EXERCISE DETAILS: Could you write out the records below exactly as they appear?

MATERIAL FOR THIS EXERCISE:

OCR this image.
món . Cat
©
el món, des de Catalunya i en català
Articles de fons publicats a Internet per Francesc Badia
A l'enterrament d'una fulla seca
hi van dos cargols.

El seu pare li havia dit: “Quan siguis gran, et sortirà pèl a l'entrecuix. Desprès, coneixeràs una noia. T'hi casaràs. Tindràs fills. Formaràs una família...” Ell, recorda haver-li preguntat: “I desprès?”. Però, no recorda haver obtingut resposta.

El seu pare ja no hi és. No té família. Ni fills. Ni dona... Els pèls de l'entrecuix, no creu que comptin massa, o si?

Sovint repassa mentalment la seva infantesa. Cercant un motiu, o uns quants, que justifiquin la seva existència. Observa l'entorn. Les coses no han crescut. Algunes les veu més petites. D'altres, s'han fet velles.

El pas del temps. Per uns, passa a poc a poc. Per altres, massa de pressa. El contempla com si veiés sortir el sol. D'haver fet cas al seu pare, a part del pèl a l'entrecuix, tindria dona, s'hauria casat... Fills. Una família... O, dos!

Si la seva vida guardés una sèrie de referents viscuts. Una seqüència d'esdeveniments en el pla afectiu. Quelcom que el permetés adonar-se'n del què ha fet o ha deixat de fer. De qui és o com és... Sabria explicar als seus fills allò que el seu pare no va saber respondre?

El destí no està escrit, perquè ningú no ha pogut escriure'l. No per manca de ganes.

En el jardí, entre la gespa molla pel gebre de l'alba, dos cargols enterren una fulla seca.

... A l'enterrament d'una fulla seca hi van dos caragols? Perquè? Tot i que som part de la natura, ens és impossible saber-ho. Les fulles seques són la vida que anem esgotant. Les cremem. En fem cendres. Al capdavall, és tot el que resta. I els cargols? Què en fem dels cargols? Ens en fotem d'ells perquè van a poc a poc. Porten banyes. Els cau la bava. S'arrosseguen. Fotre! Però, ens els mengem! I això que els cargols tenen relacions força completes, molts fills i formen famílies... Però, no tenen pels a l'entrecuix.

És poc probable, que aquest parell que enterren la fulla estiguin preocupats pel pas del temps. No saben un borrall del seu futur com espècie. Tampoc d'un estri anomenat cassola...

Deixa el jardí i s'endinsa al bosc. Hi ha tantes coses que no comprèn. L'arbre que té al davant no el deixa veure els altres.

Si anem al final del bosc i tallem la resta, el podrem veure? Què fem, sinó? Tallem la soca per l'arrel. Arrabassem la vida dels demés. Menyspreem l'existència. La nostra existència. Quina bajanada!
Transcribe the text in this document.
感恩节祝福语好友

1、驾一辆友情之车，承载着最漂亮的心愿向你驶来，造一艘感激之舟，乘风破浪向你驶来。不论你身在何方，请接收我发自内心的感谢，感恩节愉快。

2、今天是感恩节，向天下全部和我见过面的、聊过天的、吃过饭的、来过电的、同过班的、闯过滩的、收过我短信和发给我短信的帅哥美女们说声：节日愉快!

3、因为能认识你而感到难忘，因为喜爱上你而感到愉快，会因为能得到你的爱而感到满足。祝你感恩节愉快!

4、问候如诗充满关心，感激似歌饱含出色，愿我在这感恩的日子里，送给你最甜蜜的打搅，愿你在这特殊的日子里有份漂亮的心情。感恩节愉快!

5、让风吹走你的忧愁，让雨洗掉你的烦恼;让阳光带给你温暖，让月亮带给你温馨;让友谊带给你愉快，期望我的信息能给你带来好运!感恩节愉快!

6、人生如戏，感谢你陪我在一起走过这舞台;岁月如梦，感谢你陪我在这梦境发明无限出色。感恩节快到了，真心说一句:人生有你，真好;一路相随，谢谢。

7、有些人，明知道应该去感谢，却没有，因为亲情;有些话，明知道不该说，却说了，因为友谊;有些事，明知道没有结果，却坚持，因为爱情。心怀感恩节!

TASK RESPONSE:
OCR this image.
món . Cat
©
el món, des de Catalunya i en català
Articles de fons publicats a Internet per Francesc Badia
A l'enterrament d'una fulla seca
hi van dos cargols.

El seu pare li havia dit: “Quan siguis gran, et sortirà pèl a l'entrecuix. Desprès, coneixeràs una noia. T'hi casaràs. Tindràs fills. Formaràs una família...” Ell, recorda haver-li preguntat: “I desprès?”. Però, no recorda haver obtingut resposta.

El seu pare ja no hi és. No té família. Ni fills. Ni dona... Els pèls de l'entrecuix, no creu que comptin massa, o si?

Sovint repassa mentalment la seva infantesa. Cercant un motiu, o uns quants, que justifiquin la seva existència. Observa l'entorn. Les coses no han crescut. Algunes les veu més petites. D'altres, s'han fet velles.

El pas del temps. Per uns, passa a poc a poc. Per altres, massa de pressa. El contempla com si veiés sortir el sol. D'haver fet cas al seu pare, a part del pèl a l'entrecuix, tindria dona, s'hauria casat... Fills. Una família... O, dos!

Si la seva vida guardés una sèrie de referents viscuts. Una seqüència d'esdeveniments en el pla afectiu. Quelcom que el permetés adonar-se'n del què ha fet o ha deixat de fer. De qui és o com és... Sabria explicar als seus fills allò que el seu pare no va saber respondre?

El destí no està escrit, perquè ningú no ha pogut escriure'l. No per manca de ganes.

En el jardí, entre la gespa molla pel gebre de l'alba, dos cargols enterren una fulla seca.

... A l'enterrament d'una fulla seca hi van dos caragols? Perquè? Tot i que som part de la natura, ens és impossible saber-ho. Les fulles seques són la vida que anem esgotant. Les cremem. En fem cendres. Al capdavall, és tot el que resta. I els cargols? Què en fem dels cargols? Ens en fotem d'ells perquè van a poc a poc. Porten banyes. Els cau la bava. S'arrosseguen. Fotre! Però, ens els mengem! I això que els cargols tenen relacions força completes, molts fills i formen famílies... Però, no tenen pels a l'entrecuix.

És poc probable, que aquest parell que enterren la fulla estiguin preocupats pel pas del temps. No saben un borrall del seu futur com espècie. Tampoc d'un estri anomenat cassola...

Deixa el jardí i s'endinsa al bosc. Hi ha tantes coses que no comprèn. L'arbre que té al davant no el deixa veure els altres.

Si anem al final del bosc i tallem la resta, el podrem veure? Què fem, sinó? Tallem la soca per l'arrel. Arrabassem la vida dels demés. Menyspreem l'existència. La nostra existència. Quina bajanada!
Transcribe the text in this document.
感恩节祝福语好友

1、驾一辆友情之车，承载着最漂亮的心愿向你驶来，造一艘感激之舟，乘风破浪向你驶来。不论你身在何方，请接收我发自内心的感谢，感恩节愉快。

2、今天是感恩节，向天下全部和我见过面的、聊过天的、吃过饭的、来过电的、同过班的、闯过滩的、收过我短信和发给我短信的帅哥美女们说声：节日愉快!

3、因为能认识你而感到难忘，因为喜爱上你而感到愉快，会因为能得到你的爱而感到满足。祝你感恩节愉快!

4、问候如诗充满关心，感激似歌饱含出色，愿我在这感恩的日子里，送给你最甜蜜的打搅，愿你在这特殊的日子里有份漂亮的心情。感恩节愉快!

5、让风吹走你的忧愁，让雨洗掉你的烦恼;让阳光带给你温暖，让月亮带给你温馨;让友谊带给你愉快，期望我的信息能给你带来好运!感恩节愉快!

6、人生如戏，感谢你陪我在一起走过这舞台;岁月如梦，感谢你陪我在这梦境发明无限出色。感恩节快到了，真心说一句:人生有你，真好;一路相随，谢谢。

7、有些人，明知道应该去感谢，却没有，因为亲情;有些话，明知道不该说，却说了，因为友谊;有些事，明知道没有结果，却坚持，因为爱情。心怀感恩节!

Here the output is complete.